Print the lines below verbatim, every item from start to finish.

§ **Rows from a layout dataset**
____

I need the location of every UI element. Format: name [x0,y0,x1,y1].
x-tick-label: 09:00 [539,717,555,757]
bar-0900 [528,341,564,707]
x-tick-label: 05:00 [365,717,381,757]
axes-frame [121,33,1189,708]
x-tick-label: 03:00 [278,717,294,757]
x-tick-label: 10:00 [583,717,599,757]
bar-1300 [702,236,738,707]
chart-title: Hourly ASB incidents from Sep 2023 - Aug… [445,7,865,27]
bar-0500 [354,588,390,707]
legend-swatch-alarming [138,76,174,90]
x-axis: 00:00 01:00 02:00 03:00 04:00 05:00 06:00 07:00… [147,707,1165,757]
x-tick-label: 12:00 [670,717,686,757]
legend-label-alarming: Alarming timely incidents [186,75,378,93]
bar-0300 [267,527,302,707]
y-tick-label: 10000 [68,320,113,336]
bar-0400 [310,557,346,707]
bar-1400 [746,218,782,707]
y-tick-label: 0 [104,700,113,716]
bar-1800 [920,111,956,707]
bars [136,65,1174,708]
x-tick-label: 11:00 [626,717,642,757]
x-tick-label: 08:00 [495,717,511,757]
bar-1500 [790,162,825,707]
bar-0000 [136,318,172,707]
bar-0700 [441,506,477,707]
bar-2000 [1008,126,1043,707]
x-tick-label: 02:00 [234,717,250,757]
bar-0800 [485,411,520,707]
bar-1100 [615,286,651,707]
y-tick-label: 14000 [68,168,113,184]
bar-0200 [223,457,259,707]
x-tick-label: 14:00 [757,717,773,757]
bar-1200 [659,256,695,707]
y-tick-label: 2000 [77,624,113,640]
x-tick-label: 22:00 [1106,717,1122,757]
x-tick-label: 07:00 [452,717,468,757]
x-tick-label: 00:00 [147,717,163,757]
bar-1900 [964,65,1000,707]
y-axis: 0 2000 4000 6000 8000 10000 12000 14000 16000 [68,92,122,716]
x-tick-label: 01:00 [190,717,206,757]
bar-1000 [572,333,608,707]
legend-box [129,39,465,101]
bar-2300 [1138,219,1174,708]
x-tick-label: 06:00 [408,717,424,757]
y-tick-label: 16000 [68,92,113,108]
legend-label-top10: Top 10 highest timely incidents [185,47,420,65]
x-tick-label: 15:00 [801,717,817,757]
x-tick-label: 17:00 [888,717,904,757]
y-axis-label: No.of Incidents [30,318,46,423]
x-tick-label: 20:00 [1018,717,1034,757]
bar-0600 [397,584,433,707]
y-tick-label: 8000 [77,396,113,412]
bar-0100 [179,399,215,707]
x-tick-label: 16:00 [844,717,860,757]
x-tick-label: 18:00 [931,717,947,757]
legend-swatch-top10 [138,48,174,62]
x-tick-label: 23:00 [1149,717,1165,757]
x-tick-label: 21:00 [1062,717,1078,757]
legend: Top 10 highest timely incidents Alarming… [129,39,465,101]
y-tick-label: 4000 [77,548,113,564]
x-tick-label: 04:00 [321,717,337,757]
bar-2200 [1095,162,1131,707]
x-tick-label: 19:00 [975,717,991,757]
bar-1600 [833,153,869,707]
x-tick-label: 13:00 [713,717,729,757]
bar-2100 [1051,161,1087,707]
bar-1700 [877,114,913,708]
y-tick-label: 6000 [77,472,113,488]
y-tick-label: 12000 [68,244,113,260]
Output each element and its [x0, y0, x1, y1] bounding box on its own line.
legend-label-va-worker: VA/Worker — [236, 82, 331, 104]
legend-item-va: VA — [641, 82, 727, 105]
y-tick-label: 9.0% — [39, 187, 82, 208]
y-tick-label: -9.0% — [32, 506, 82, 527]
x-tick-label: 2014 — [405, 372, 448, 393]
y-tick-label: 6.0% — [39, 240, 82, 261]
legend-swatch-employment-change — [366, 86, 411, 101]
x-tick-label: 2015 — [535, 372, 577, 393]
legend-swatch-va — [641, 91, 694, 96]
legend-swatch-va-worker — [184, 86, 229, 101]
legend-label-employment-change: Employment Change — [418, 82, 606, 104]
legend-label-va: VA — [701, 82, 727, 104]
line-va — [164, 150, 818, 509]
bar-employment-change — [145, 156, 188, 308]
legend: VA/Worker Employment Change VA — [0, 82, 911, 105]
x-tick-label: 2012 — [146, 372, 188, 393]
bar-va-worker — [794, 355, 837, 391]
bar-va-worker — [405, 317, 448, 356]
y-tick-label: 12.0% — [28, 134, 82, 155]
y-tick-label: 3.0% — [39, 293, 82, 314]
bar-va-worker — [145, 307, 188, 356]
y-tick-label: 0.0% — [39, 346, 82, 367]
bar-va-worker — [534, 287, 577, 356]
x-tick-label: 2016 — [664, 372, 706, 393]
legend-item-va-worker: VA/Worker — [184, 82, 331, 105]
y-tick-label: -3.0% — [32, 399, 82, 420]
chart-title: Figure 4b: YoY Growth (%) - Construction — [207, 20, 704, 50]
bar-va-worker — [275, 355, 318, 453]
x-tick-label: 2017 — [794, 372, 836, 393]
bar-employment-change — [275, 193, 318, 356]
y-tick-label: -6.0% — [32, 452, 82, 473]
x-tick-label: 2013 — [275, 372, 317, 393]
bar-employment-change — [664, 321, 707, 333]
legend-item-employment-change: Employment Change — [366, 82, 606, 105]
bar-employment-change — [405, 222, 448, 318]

____

§ **OUTPUT FOR THIS TASK**
I need the location of every UI element. Format: name [x0,y0,x1,y1].
x-tick-label: 09:00 [539,717,555,757]
bar-0900 [528,341,564,707]
x-tick-label: 05:00 [365,717,381,757]
axes-frame [121,33,1189,708]
x-tick-label: 03:00 [278,717,294,757]
x-tick-label: 10:00 [583,717,599,757]
bar-1300 [702,236,738,707]
chart-title: Hourly ASB incidents from Sep 2023 - Aug… [445,7,865,27]
bar-0500 [354,588,390,707]
legend-swatch-alarming [138,76,174,90]
x-axis: 00:00 01:00 02:00 03:00 04:00 05:00 06:00 07:00… [147,707,1165,757]
x-tick-label: 12:00 [670,717,686,757]
legend-label-alarming: Alarming timely incidents [186,75,378,93]
bar-0300 [267,527,302,707]
y-tick-label: 10000 [68,320,113,336]
bar-0400 [310,557,346,707]
bar-1400 [746,218,782,707]
y-tick-label: 0 [104,700,113,716]
bar-1800 [920,111,956,707]
bars [136,65,1174,708]
x-tick-label: 11:00 [626,717,642,757]
x-tick-label: 08:00 [495,717,511,757]
bar-1500 [790,162,825,707]
bar-0000 [136,318,172,707]
bar-0700 [441,506,477,707]
bar-2000 [1008,126,1043,707]
x-tick-label: 02:00 [234,717,250,757]
bar-0800 [485,411,520,707]
bar-1100 [615,286,651,707]
y-tick-label: 14000 [68,168,113,184]
bar-0200 [223,457,259,707]
x-tick-label: 14:00 [757,717,773,757]
bar-1200 [659,256,695,707]
y-tick-label: 2000 [77,624,113,640]
x-tick-label: 22:00 [1106,717,1122,757]
x-tick-label: 07:00 [452,717,468,757]
x-tick-label: 00:00 [147,717,163,757]
bar-1900 [964,65,1000,707]
y-axis: 0 2000 4000 6000 8000 10000 12000 14000 16000 [68,92,122,716]
x-tick-label: 01:00 [190,717,206,757]
bar-1000 [572,333,608,707]
legend-box [129,39,465,101]
bar-2300 [1138,219,1174,708]
x-tick-label: 06:00 [408,717,424,757]
y-tick-label: 16000 [68,92,113,108]
legend-label-top10: Top 10 highest timely incidents [185,47,420,65]
x-tick-label: 15:00 [801,717,817,757]
x-tick-label: 17:00 [888,717,904,757]
y-axis-label: No.of Incidents [30,318,46,423]
x-tick-label: 20:00 [1018,717,1034,757]
bar-0600 [397,584,433,707]
y-tick-label: 8000 [77,396,113,412]
bar-0100 [179,399,215,707]
x-tick-label: 16:00 [844,717,860,757]
x-tick-label: 18:00 [931,717,947,757]
legend-swatch-top10 [138,48,174,62]
x-tick-label: 23:00 [1149,717,1165,757]
x-tick-label: 21:00 [1062,717,1078,757]
legend: Top 10 highest timely incidents Alarming… [129,39,465,101]
y-tick-label: 4000 [77,548,113,564]
x-tick-label: 04:00 [321,717,337,757]
bar-2200 [1095,162,1131,707]
x-tick-label: 19:00 [975,717,991,757]
bar-1600 [833,153,869,707]
x-tick-label: 13:00 [713,717,729,757]
bar-2100 [1051,161,1087,707]
bar-1700 [877,114,913,708]
y-tick-label: 6000 [77,472,113,488]
y-tick-label: 12000 [68,244,113,260]
Output each element and its [x0, y0, x1, y1] bounding box on its own line.
legend-label-va-worker: VA/Worker — [236, 82, 331, 104]
legend-item-va: VA — [641, 82, 727, 105]
y-tick-label: 9.0% — [39, 187, 82, 208]
y-tick-label: -9.0% — [32, 506, 82, 527]
x-tick-label: 2014 — [405, 372, 448, 393]
y-tick-label: 6.0% — [39, 240, 82, 261]
legend-swatch-employment-change — [366, 86, 411, 101]
x-tick-label: 2015 — [535, 372, 577, 393]
legend-swatch-va — [641, 91, 694, 96]
legend-swatch-va-worker — [184, 86, 229, 101]
legend-label-employment-change: Employment Change — [418, 82, 606, 104]
legend-label-va: VA — [701, 82, 727, 104]
line-va — [164, 150, 818, 509]
bar-employment-change — [145, 156, 188, 308]
legend: VA/Worker Employment Change VA — [0, 82, 911, 105]
x-tick-label: 2012 — [146, 372, 188, 393]
bar-va-worker — [794, 355, 837, 391]
bar-va-worker — [405, 317, 448, 356]
y-tick-label: 12.0% — [28, 134, 82, 155]
y-tick-label: 3.0% — [39, 293, 82, 314]
bar-va-worker — [145, 307, 188, 356]
y-tick-label: 0.0% — [39, 346, 82, 367]
bar-va-worker — [534, 287, 577, 356]
x-tick-label: 2016 — [664, 372, 706, 393]
legend-item-va-worker: VA/Worker — [184, 82, 331, 105]
y-tick-label: -3.0% — [32, 399, 82, 420]
chart-title: Figure 4b: YoY Growth (%) - Construction — [207, 20, 704, 50]
bar-va-worker — [275, 355, 318, 453]
x-tick-label: 2017 — [794, 372, 836, 393]
bar-employment-change — [275, 193, 318, 356]
y-tick-label: -6.0% — [32, 452, 82, 473]
x-tick-label: 2013 — [275, 372, 317, 393]
bar-employment-change — [664, 321, 707, 333]
legend-item-employment-change: Employment Change — [366, 82, 606, 105]
bar-employment-change — [405, 222, 448, 318]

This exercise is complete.